▶ **DO THIS**
Return every record below exactly as written, omitting any pictures.

(Data extracted from a collection)
####

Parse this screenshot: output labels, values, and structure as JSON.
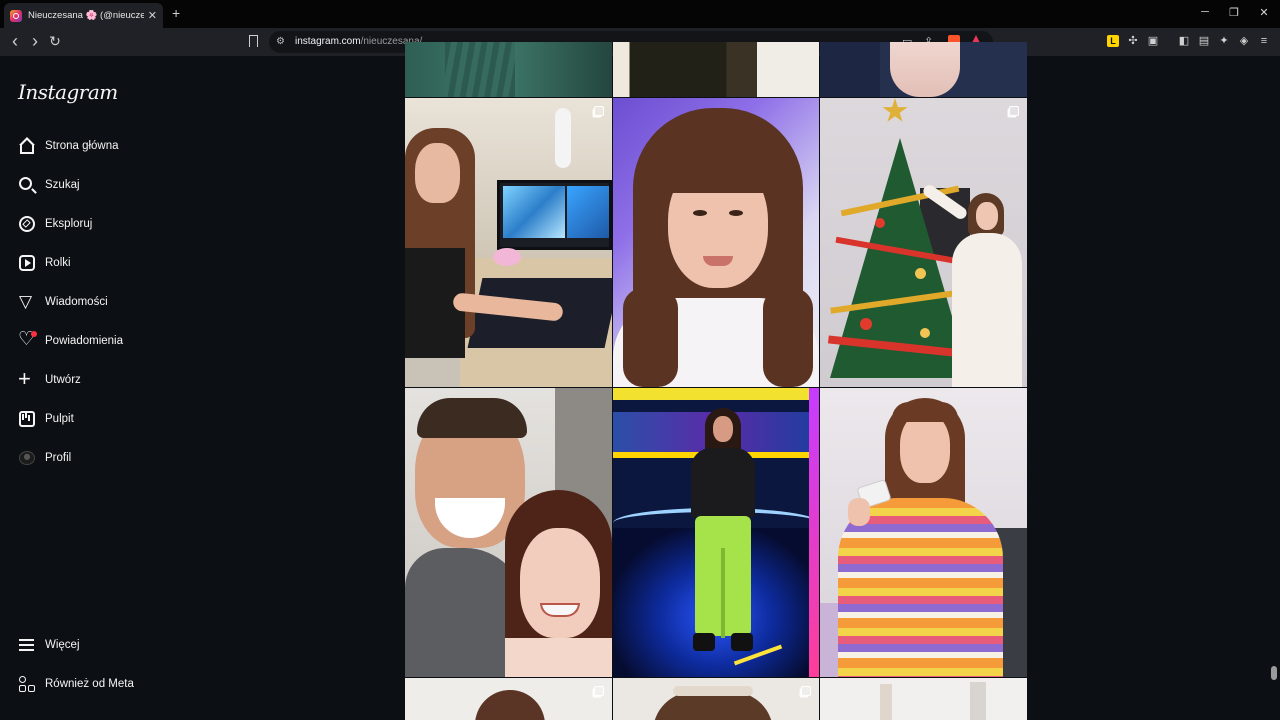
{
  "browser": {
    "tab_title": "Nieuczesana 🌸 (@nieuczesana)",
    "tab_close": "✕",
    "new_tab": "+",
    "window_controls": {
      "minimize": "─",
      "maximize": "❐",
      "close": "✕"
    },
    "nav": {
      "back": "‹",
      "forward": "›",
      "reload": "↻"
    },
    "url_host": "instagram.com",
    "url_path": "/nieuczesana/"
  },
  "instagram": {
    "logo": "Instagram",
    "nav_items": [
      {
        "label": "Strona główna",
        "icon": "home-icon"
      },
      {
        "label": "Szukaj",
        "icon": "search-icon"
      },
      {
        "label": "Eksploruj",
        "icon": "compass-icon"
      },
      {
        "label": "Rolki",
        "icon": "reels-icon"
      },
      {
        "label": "Wiadomości",
        "icon": "messages-icon"
      },
      {
        "label": "Powiadomienia",
        "icon": "heart-icon"
      },
      {
        "label": "Utwórz",
        "icon": "plus-icon"
      },
      {
        "label": "Pulpit",
        "icon": "dashboard-icon"
      },
      {
        "label": "Profil",
        "icon": "avatar-icon"
      }
    ],
    "bottom_items": [
      {
        "label": "Więcej",
        "icon": "menu-icon"
      },
      {
        "label": "Również od Meta",
        "icon": "meta-apps-icon"
      }
    ],
    "notification_dot_color": "#ff3040"
  },
  "posts": [
    {
      "description": "partial-top-green",
      "multi": false
    },
    {
      "description": "partial-top-dark",
      "multi": false
    },
    {
      "description": "partial-top-blue",
      "multi": false
    },
    {
      "description": "girl-at-gaming-desk",
      "multi": true
    },
    {
      "description": "selfie-purple-light",
      "multi": false
    },
    {
      "description": "christmas-tree",
      "multi": true
    },
    {
      "description": "selfie-with-man",
      "multi": false
    },
    {
      "description": "tv-studio-neon",
      "multi": false
    },
    {
      "description": "striped-sweater-card",
      "multi": false
    },
    {
      "description": "partial-bottom-1",
      "multi": true
    },
    {
      "description": "partial-bottom-2",
      "multi": true
    },
    {
      "description": "partial-bottom-3",
      "multi": false
    }
  ]
}
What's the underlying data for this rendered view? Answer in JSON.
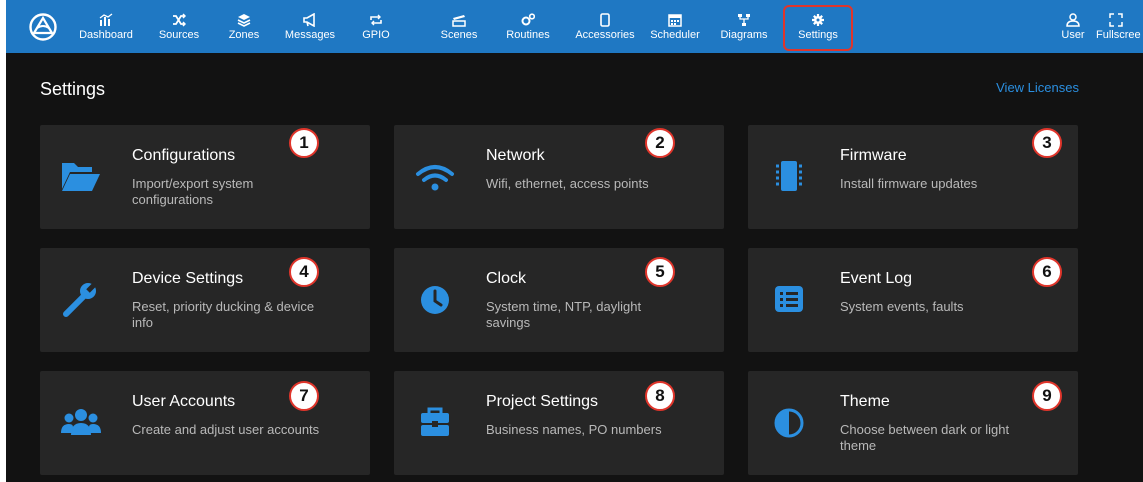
{
  "nav": {
    "items": [
      {
        "label": "Dashboard",
        "icon": "chart-bars-icon"
      },
      {
        "label": "Sources",
        "icon": "shuffle-icon"
      },
      {
        "label": "Zones",
        "icon": "layers-icon"
      },
      {
        "label": "Messages",
        "icon": "megaphone-icon"
      },
      {
        "label": "GPIO",
        "icon": "loop-arrows-icon"
      },
      {
        "label": "Scenes",
        "icon": "clapperboard-icon"
      },
      {
        "label": "Routines",
        "icon": "gears-icon"
      },
      {
        "label": "Accessories",
        "icon": "tablet-icon"
      },
      {
        "label": "Scheduler",
        "icon": "calendar-icon"
      },
      {
        "label": "Diagrams",
        "icon": "diagram-icon"
      },
      {
        "label": "Settings",
        "icon": "gear-icon"
      }
    ],
    "user_label": "User",
    "fullscreen_label": "Fullscree"
  },
  "page": {
    "title": "Settings",
    "view_licenses": "View Licenses"
  },
  "cards": [
    {
      "title": "Configurations",
      "desc": "Import/export system configurations",
      "badge": "1",
      "icon": "folder-open-icon"
    },
    {
      "title": "Network",
      "desc": "Wifi, ethernet, access points",
      "badge": "2",
      "icon": "wifi-icon"
    },
    {
      "title": "Firmware",
      "desc": "Install firmware updates",
      "badge": "3",
      "icon": "chip-icon"
    },
    {
      "title": "Device Settings",
      "desc": "Reset, priority ducking & device info",
      "badge": "4",
      "icon": "wrench-icon"
    },
    {
      "title": "Clock",
      "desc": "System time, NTP, daylight savings",
      "badge": "5",
      "icon": "clock-icon"
    },
    {
      "title": "Event Log",
      "desc": "System events, faults",
      "badge": "6",
      "icon": "list-icon"
    },
    {
      "title": "User Accounts",
      "desc": "Create and adjust user accounts",
      "badge": "7",
      "icon": "users-icon"
    },
    {
      "title": "Project Settings",
      "desc": "Business names, PO numbers",
      "badge": "8",
      "icon": "briefcase-icon"
    },
    {
      "title": "Theme",
      "desc": "Choose between dark or light theme",
      "badge": "9",
      "icon": "half-circle-icon"
    }
  ],
  "colors": {
    "nav_bg": "#1f78c3",
    "accent": "#2b8fe0",
    "card_bg": "#262626",
    "page_bg": "#121212",
    "highlight": "#e0352b"
  }
}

####

▶ **FULL RESPONSE**
Parse this screenshot: output labels, values, and structure as JSON.
{
  "browser": {
    "tab_title": "Nieuczesana 🌸 (@nieuczesana)",
    "tab_close": "✕",
    "new_tab": "+",
    "window_controls": {
      "minimize": "─",
      "maximize": "❐",
      "close": "✕"
    },
    "nav": {
      "back": "‹",
      "forward": "›",
      "reload": "↻"
    },
    "url_host": "instagram.com",
    "url_path": "/nieuczesana/"
  },
  "instagram": {
    "logo": "Instagram",
    "nav_items": [
      {
        "label": "Strona główna",
        "icon": "home-icon"
      },
      {
        "label": "Szukaj",
        "icon": "search-icon"
      },
      {
        "label": "Eksploruj",
        "icon": "compass-icon"
      },
      {
        "label": "Rolki",
        "icon": "reels-icon"
      },
      {
        "label": "Wiadomości",
        "icon": "messages-icon"
      },
      {
        "label": "Powiadomienia",
        "icon": "heart-icon"
      },
      {
        "label": "Utwórz",
        "icon": "plus-icon"
      },
      {
        "label": "Pulpit",
        "icon": "dashboard-icon"
      },
      {
        "label": "Profil",
        "icon": "avatar-icon"
      }
    ],
    "bottom_items": [
      {
        "label": "Więcej",
        "icon": "menu-icon"
      },
      {
        "label": "Również od Meta",
        "icon": "meta-apps-icon"
      }
    ],
    "notification_dot_color": "#ff3040"
  },
  "posts": [
    {
      "description": "partial-top-green",
      "multi": false
    },
    {
      "description": "partial-top-dark",
      "multi": false
    },
    {
      "description": "partial-top-blue",
      "multi": false
    },
    {
      "description": "girl-at-gaming-desk",
      "multi": true
    },
    {
      "description": "selfie-purple-light",
      "multi": false
    },
    {
      "description": "christmas-tree",
      "multi": true
    },
    {
      "description": "selfie-with-man",
      "multi": false
    },
    {
      "description": "tv-studio-neon",
      "multi": false
    },
    {
      "description": "striped-sweater-card",
      "multi": false
    },
    {
      "description": "partial-bottom-1",
      "multi": true
    },
    {
      "description": "partial-bottom-2",
      "multi": true
    },
    {
      "description": "partial-bottom-3",
      "multi": false
    }
  ]
}
What's the underlying data for this rendered view? Answer in JSON.
{
  "nav": {
    "items": [
      {
        "label": "Dashboard",
        "icon": "chart-bars-icon"
      },
      {
        "label": "Sources",
        "icon": "shuffle-icon"
      },
      {
        "label": "Zones",
        "icon": "layers-icon"
      },
      {
        "label": "Messages",
        "icon": "megaphone-icon"
      },
      {
        "label": "GPIO",
        "icon": "loop-arrows-icon"
      },
      {
        "label": "Scenes",
        "icon": "clapperboard-icon"
      },
      {
        "label": "Routines",
        "icon": "gears-icon"
      },
      {
        "label": "Accessories",
        "icon": "tablet-icon"
      },
      {
        "label": "Scheduler",
        "icon": "calendar-icon"
      },
      {
        "label": "Diagrams",
        "icon": "diagram-icon"
      },
      {
        "label": "Settings",
        "icon": "gear-icon"
      }
    ],
    "user_label": "User",
    "fullscreen_label": "Fullscree"
  },
  "page": {
    "title": "Settings",
    "view_licenses": "View Licenses"
  },
  "cards": [
    {
      "title": "Configurations",
      "desc": "Import/export system configurations",
      "badge": "1",
      "icon": "folder-open-icon"
    },
    {
      "title": "Network",
      "desc": "Wifi, ethernet, access points",
      "badge": "2",
      "icon": "wifi-icon"
    },
    {
      "title": "Firmware",
      "desc": "Install firmware updates",
      "badge": "3",
      "icon": "chip-icon"
    },
    {
      "title": "Device Settings",
      "desc": "Reset, priority ducking & device info",
      "badge": "4",
      "icon": "wrench-icon"
    },
    {
      "title": "Clock",
      "desc": "System time, NTP, daylight savings",
      "badge": "5",
      "icon": "clock-icon"
    },
    {
      "title": "Event Log",
      "desc": "System events, faults",
      "badge": "6",
      "icon": "list-icon"
    },
    {
      "title": "User Accounts",
      "desc": "Create and adjust user accounts",
      "badge": "7",
      "icon": "users-icon"
    },
    {
      "title": "Project Settings",
      "desc": "Business names, PO numbers",
      "badge": "8",
      "icon": "briefcase-icon"
    },
    {
      "title": "Theme",
      "desc": "Choose between dark or light theme",
      "badge": "9",
      "icon": "half-circle-icon"
    }
  ],
  "colors": {
    "nav_bg": "#1f78c3",
    "accent": "#2b8fe0",
    "card_bg": "#262626",
    "page_bg": "#121212",
    "highlight": "#e0352b"
  }
}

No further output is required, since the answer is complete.